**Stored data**
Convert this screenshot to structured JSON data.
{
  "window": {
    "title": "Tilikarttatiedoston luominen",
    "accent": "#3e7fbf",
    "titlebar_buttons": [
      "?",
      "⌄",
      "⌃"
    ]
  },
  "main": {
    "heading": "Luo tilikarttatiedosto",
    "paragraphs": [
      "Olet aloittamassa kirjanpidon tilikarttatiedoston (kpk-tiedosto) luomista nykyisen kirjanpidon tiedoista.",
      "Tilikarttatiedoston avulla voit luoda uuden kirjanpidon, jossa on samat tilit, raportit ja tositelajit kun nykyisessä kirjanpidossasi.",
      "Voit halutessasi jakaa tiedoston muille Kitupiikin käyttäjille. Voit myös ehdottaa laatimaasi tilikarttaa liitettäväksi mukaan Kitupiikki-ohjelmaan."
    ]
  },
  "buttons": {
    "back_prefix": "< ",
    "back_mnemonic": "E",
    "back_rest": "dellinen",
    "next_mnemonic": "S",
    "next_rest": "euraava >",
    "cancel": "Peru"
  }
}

**WORK TO DO**
Output every entry shown above, exactly.

**OUTPUT**
Convert this screenshot to structured JSON data.
{
  "window": {
    "title": "Tilikarttatiedoston luominen",
    "accent": "#3e7fbf",
    "titlebar_buttons": [
      "?",
      "⌄",
      "⌃"
    ]
  },
  "main": {
    "heading": "Luo tilikarttatiedosto",
    "paragraphs": [
      "Olet aloittamassa kirjanpidon tilikarttatiedoston (kpk-tiedosto) luomista nykyisen kirjanpidon tiedoista.",
      "Tilikarttatiedoston avulla voit luoda uuden kirjanpidon, jossa on samat tilit, raportit ja tositelajit kun nykyisessä kirjanpidossasi.",
      "Voit halutessasi jakaa tiedoston muille Kitupiikin käyttäjille. Voit myös ehdottaa laatimaasi tilikarttaa liitettäväksi mukaan Kitupiikki-ohjelmaan."
    ]
  },
  "buttons": {
    "back_prefix": "< ",
    "back_mnemonic": "E",
    "back_rest": "dellinen",
    "next_mnemonic": "S",
    "next_rest": "euraava >",
    "cancel": "Peru"
  }
}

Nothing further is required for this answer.